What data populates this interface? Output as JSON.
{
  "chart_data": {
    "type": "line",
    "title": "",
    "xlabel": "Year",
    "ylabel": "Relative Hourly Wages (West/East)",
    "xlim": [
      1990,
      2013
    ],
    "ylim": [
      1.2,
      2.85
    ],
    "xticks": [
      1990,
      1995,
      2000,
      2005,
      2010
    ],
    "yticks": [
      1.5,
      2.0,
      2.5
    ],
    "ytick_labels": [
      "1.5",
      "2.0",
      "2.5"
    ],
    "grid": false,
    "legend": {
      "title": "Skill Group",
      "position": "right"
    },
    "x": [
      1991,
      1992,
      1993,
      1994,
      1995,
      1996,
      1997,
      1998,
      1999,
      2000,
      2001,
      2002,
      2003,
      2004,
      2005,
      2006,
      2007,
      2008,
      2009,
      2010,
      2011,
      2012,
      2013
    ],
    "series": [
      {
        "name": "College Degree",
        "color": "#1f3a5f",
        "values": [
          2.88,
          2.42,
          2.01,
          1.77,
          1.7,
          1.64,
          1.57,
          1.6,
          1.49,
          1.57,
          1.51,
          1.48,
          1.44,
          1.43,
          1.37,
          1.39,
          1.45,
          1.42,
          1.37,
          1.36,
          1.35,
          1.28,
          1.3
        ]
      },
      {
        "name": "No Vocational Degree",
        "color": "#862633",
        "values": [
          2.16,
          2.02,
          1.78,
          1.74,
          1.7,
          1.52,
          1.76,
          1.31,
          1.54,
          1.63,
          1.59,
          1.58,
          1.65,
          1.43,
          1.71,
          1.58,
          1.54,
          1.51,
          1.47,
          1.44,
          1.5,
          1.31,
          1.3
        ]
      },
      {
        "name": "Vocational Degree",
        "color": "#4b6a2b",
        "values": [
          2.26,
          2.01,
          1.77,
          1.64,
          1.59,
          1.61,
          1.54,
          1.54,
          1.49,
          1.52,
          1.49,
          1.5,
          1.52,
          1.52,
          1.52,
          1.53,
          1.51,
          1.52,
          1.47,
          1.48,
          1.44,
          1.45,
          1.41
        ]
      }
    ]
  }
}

*-*-*

All lines that include "Degree" are to be gathered and copied.

        "name": "College Degree",
        "name": "No Vocational Degree",
        "name": "Vocational Degree",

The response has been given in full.